■ **Task details**: Copy each line containing the word "ylabel" from the records that follow, please.

■ **Working data**:
----------

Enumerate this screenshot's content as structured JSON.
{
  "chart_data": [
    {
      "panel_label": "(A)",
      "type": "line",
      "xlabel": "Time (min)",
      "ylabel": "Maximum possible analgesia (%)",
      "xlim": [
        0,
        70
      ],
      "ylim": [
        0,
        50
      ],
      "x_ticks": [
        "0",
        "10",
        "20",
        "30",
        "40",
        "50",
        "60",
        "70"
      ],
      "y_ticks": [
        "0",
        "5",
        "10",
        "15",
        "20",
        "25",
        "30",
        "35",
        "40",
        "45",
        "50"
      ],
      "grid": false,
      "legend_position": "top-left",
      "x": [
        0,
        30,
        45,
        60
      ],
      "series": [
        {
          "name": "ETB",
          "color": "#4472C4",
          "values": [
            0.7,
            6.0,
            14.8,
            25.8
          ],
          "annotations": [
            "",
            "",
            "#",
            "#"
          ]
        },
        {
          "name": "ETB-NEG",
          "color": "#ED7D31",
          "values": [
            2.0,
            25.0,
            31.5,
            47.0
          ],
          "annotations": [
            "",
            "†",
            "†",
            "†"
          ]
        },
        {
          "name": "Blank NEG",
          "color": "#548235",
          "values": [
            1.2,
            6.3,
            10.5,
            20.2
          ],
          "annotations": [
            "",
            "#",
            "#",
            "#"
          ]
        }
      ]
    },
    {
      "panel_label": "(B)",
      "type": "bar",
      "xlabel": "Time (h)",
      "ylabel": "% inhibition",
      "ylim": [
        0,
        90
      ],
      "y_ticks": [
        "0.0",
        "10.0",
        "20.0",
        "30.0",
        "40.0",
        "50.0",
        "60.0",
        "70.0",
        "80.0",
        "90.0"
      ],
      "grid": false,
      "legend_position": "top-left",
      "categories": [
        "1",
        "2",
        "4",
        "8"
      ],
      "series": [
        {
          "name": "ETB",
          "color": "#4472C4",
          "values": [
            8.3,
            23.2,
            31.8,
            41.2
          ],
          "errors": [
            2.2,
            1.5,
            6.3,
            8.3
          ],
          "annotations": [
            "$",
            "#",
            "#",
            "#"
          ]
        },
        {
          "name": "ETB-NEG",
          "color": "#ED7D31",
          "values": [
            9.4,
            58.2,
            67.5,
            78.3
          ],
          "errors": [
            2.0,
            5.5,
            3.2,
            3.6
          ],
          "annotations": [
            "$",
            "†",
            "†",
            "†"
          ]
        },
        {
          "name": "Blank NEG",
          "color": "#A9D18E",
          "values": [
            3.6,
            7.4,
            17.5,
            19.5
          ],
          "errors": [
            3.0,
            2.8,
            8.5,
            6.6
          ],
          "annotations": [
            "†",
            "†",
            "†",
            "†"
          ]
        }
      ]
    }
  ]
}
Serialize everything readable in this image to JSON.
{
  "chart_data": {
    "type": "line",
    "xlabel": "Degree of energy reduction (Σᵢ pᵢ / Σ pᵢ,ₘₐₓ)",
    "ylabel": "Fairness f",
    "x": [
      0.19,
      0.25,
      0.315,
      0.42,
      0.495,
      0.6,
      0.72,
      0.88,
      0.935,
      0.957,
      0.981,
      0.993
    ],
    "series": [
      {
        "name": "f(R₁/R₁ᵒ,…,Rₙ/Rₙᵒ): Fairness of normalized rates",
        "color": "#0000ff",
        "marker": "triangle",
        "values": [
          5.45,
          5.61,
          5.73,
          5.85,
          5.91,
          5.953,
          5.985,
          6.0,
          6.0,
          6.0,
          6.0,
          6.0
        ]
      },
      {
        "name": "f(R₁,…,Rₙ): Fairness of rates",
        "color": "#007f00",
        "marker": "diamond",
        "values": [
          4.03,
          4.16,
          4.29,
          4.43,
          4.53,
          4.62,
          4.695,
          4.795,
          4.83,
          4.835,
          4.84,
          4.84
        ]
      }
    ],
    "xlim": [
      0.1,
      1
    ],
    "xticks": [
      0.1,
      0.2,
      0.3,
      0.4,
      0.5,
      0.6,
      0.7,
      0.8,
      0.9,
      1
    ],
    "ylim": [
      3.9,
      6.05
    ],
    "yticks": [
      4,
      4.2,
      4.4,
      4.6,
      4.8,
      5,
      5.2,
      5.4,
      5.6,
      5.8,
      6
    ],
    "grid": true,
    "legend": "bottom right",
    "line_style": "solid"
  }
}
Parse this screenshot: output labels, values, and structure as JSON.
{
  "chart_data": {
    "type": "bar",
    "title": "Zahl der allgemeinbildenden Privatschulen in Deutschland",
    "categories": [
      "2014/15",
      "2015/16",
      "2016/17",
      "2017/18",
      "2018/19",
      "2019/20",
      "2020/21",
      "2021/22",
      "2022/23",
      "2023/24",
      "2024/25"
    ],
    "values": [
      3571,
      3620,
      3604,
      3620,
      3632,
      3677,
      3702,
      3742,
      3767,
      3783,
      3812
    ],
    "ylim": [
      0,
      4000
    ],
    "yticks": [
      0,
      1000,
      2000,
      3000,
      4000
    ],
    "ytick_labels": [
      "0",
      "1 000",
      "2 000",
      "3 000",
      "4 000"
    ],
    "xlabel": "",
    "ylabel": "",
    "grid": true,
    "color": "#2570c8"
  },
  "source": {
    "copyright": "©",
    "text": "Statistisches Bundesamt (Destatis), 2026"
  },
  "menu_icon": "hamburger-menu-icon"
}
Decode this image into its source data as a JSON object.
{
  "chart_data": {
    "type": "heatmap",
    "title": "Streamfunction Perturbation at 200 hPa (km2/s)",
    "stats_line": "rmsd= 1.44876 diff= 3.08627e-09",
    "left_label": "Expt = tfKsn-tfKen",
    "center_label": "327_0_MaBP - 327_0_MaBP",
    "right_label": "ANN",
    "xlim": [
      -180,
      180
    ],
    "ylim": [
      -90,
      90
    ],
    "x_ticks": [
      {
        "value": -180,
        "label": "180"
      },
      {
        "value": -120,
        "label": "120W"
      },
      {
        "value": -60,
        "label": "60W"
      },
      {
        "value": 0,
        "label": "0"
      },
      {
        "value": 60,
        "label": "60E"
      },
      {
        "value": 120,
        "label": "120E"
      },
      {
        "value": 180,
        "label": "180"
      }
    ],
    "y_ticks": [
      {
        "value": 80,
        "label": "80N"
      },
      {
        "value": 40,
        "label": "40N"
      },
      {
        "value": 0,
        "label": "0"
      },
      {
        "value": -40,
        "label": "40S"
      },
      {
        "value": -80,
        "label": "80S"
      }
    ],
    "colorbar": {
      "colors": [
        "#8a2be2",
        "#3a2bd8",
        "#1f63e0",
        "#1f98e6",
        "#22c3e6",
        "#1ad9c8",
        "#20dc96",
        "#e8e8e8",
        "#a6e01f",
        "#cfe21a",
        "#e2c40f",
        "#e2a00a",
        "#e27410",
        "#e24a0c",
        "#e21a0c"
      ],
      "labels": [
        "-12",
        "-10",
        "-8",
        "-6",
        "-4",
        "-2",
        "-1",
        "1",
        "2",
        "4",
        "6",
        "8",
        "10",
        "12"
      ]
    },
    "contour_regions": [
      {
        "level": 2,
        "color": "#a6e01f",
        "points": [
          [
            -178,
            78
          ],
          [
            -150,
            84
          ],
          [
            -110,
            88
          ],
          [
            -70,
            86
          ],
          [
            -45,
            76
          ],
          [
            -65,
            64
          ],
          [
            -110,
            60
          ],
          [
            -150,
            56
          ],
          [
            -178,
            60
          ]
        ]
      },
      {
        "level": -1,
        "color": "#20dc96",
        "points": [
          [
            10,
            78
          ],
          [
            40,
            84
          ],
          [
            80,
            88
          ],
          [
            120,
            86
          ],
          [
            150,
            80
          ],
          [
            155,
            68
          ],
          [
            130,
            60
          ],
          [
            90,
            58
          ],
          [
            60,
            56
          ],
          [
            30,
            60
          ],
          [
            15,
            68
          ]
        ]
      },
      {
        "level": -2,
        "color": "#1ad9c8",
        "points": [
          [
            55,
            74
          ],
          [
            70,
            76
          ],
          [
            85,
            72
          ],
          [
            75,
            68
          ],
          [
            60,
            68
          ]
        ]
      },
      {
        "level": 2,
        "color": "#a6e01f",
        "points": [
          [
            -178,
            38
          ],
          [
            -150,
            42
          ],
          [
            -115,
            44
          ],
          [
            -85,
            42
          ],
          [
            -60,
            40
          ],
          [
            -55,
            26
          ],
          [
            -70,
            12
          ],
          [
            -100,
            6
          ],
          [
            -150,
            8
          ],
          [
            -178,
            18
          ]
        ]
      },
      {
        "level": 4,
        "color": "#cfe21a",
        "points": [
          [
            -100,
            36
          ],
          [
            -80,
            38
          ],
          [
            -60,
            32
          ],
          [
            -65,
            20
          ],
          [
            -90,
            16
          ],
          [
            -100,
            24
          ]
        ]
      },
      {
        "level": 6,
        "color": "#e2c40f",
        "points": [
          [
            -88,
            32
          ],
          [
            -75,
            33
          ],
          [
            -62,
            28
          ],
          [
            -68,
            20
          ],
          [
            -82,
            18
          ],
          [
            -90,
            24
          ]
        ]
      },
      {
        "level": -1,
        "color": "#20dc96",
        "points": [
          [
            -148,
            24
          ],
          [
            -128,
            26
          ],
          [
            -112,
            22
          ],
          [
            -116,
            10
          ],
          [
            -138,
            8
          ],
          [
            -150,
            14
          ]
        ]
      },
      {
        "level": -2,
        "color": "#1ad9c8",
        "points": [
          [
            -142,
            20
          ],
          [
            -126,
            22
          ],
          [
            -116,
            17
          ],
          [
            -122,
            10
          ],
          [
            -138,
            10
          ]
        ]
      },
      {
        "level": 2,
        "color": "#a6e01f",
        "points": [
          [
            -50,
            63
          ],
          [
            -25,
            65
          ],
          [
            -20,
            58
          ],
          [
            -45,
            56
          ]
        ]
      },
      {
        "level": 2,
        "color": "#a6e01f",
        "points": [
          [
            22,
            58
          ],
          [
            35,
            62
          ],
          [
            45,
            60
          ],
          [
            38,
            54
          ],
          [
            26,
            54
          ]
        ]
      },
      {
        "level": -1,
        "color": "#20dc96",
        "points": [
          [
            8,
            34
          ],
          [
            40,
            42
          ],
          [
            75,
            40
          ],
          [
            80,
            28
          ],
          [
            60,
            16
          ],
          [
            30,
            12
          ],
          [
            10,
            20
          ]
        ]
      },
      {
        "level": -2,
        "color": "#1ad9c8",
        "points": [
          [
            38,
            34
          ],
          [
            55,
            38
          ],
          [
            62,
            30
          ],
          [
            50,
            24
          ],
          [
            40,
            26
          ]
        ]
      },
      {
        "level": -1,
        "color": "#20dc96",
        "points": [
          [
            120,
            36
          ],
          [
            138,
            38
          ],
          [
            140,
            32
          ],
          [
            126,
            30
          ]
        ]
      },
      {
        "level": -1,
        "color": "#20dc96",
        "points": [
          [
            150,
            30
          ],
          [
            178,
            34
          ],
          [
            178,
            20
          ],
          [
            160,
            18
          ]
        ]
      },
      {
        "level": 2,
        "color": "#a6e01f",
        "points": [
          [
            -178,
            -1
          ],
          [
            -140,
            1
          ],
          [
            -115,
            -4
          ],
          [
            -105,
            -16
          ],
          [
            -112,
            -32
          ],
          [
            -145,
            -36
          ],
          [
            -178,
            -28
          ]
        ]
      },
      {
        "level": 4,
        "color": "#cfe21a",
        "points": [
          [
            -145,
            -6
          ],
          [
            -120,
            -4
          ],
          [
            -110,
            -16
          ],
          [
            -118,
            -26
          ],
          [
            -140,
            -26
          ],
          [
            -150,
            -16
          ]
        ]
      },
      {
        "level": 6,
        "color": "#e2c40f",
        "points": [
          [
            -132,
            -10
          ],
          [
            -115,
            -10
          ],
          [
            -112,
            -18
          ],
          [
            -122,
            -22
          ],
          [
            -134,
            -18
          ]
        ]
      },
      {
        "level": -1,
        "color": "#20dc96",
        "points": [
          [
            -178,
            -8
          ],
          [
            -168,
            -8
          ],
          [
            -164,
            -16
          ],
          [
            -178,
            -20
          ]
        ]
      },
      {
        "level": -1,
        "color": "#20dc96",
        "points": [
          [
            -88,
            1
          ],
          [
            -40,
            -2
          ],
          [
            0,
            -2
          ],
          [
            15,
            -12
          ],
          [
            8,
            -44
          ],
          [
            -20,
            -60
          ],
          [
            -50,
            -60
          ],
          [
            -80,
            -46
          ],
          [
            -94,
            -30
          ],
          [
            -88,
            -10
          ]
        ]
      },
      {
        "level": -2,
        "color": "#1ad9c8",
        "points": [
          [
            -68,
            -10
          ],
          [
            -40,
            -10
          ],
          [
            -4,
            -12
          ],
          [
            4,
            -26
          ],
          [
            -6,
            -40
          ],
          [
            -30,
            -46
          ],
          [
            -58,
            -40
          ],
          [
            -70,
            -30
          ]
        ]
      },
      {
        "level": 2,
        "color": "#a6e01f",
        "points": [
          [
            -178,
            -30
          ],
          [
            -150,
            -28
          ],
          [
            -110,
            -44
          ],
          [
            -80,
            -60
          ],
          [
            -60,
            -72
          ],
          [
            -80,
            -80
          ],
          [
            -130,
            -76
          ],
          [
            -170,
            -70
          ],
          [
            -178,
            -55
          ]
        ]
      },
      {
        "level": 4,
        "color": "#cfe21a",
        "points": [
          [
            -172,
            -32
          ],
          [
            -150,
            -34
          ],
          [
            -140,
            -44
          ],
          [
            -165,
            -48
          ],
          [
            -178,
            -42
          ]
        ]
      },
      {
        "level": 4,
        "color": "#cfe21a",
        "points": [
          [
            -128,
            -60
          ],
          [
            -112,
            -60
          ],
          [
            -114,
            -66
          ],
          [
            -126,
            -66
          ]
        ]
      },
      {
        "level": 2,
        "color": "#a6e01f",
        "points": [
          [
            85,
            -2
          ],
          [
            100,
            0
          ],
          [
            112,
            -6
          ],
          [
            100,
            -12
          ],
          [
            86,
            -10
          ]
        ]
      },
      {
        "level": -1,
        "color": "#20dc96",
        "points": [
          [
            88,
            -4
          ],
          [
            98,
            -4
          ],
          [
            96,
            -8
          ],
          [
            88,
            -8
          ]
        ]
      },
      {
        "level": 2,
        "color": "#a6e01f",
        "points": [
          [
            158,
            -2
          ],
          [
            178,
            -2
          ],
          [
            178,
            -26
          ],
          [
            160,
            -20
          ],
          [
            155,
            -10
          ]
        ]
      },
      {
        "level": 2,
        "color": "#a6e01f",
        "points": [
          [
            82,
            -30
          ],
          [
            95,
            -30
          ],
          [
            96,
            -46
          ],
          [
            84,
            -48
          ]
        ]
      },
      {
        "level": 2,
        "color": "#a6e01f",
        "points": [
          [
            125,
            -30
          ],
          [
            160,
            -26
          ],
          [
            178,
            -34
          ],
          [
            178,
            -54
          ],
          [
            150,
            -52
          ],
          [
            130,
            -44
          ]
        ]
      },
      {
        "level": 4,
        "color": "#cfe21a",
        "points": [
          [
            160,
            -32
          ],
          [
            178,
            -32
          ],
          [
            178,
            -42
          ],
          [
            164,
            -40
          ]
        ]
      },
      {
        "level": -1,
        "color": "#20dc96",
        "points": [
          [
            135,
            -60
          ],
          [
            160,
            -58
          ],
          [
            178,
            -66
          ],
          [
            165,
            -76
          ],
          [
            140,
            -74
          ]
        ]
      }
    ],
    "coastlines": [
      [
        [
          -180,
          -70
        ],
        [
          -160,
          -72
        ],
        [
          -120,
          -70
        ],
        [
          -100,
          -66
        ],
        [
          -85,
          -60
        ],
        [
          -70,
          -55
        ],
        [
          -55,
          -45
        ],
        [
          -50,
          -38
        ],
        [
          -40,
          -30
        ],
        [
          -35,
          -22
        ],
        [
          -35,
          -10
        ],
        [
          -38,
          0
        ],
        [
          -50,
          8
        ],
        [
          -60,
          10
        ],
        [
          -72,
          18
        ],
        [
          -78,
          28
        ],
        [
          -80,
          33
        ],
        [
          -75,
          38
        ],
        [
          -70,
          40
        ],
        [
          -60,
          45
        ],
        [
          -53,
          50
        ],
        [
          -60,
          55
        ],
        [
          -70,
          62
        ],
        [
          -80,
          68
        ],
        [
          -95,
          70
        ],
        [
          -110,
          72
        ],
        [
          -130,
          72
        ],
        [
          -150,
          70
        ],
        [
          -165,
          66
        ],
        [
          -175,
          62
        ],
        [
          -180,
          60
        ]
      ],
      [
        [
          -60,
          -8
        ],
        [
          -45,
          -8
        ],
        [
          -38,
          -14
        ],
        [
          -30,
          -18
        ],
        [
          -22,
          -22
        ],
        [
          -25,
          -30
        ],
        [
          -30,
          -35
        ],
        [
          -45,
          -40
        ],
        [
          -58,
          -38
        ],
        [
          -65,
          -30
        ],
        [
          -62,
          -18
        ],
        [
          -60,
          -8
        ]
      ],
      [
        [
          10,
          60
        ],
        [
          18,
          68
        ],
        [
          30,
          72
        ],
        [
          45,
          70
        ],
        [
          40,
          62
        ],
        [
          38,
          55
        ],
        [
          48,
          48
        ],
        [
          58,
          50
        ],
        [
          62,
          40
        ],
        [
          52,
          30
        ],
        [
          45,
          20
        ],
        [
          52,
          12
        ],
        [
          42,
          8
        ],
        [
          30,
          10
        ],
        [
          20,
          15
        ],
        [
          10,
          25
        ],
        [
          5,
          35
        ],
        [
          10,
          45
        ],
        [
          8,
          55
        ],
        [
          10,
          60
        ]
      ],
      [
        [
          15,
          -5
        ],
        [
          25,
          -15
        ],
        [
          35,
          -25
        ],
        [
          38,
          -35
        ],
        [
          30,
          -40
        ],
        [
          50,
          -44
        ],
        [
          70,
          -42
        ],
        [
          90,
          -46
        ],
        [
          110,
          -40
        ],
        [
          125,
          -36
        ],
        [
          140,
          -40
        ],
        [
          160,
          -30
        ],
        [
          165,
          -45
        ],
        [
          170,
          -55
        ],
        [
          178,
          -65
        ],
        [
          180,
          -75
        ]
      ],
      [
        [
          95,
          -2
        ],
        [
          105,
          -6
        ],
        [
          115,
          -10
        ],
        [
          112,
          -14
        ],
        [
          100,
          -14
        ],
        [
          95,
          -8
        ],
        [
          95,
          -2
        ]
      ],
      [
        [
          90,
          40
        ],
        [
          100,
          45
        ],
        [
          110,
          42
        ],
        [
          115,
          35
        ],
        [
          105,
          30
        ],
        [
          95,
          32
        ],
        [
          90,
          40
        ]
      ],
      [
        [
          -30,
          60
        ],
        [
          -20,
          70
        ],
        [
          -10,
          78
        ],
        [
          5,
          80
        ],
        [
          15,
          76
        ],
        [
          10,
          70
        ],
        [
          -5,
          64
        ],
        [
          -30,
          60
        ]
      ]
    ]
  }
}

----------

■ **Reply**:
      "ylabel": "Maximum possible analgesia (%)",
      "ylabel": "% inhibition",
    "ylabel": "Fairness f",
    "ylabel": "",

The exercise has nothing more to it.